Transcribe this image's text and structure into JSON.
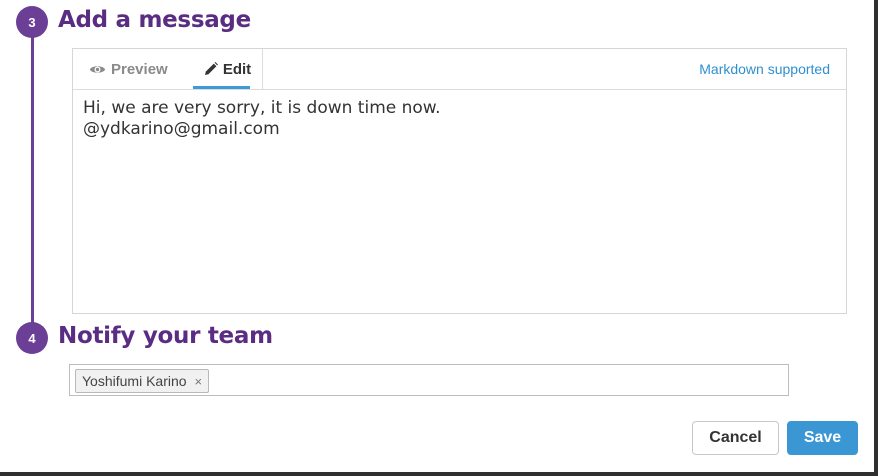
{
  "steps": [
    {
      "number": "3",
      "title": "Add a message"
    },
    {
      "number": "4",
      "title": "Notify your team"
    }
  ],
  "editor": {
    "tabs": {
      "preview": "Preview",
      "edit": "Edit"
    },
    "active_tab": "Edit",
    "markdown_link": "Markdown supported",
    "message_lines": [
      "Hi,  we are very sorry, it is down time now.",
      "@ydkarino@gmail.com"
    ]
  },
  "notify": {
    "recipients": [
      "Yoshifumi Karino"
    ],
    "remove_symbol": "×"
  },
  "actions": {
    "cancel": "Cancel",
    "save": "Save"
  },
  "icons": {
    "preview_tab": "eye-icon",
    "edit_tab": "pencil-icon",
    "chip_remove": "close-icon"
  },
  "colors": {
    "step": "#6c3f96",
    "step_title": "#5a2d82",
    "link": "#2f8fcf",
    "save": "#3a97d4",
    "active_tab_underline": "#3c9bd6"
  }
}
* * * * * * *
Given problem: Pictures are excluded; repeat every record exactly.

Output below:
Transcribe this image's text and structure into JSON.
{
  "steps": [
    {
      "number": "3",
      "title": "Add a message"
    },
    {
      "number": "4",
      "title": "Notify your team"
    }
  ],
  "editor": {
    "tabs": {
      "preview": "Preview",
      "edit": "Edit"
    },
    "active_tab": "Edit",
    "markdown_link": "Markdown supported",
    "message_lines": [
      "Hi,  we are very sorry, it is down time now.",
      "@ydkarino@gmail.com"
    ]
  },
  "notify": {
    "recipients": [
      "Yoshifumi Karino"
    ],
    "remove_symbol": "×"
  },
  "actions": {
    "cancel": "Cancel",
    "save": "Save"
  },
  "icons": {
    "preview_tab": "eye-icon",
    "edit_tab": "pencil-icon",
    "chip_remove": "close-icon"
  },
  "colors": {
    "step": "#6c3f96",
    "step_title": "#5a2d82",
    "link": "#2f8fcf",
    "save": "#3a97d4",
    "active_tab_underline": "#3c9bd6"
  }
}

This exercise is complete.